> [REQUIREMENT] Which lines in the records below contain the word "peces"? Copy each one out.

-- Begin --

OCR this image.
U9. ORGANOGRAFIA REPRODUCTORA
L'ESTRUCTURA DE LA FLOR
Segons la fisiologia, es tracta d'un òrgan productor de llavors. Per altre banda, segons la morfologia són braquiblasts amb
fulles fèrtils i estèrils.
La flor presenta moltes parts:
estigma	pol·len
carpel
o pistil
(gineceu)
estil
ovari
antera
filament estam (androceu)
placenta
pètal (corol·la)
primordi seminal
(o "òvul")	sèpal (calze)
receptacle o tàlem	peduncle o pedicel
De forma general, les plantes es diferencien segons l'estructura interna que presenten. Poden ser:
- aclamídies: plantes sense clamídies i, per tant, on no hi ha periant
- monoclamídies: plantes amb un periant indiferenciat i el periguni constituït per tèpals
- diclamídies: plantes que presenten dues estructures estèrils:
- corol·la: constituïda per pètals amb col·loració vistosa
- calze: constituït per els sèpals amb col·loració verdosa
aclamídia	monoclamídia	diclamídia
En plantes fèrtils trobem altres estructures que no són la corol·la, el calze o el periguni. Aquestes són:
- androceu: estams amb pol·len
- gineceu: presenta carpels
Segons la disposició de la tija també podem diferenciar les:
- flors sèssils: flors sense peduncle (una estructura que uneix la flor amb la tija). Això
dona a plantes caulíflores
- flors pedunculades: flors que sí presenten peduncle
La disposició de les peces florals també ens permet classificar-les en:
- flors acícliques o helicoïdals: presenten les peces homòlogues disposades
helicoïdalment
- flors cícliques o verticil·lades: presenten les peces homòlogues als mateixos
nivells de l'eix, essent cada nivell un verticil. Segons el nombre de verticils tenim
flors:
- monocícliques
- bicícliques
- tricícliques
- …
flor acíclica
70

-- End --

> [SOLUTION TO THIS EXERCISE]
La disposició de les peces florals també ens permet classificar-les en:
- flors acícliques o helicoïdals: presenten les peces homòlogues disposades
- flors cícliques o verticil·lades: presenten les peces homòlogues als mateixos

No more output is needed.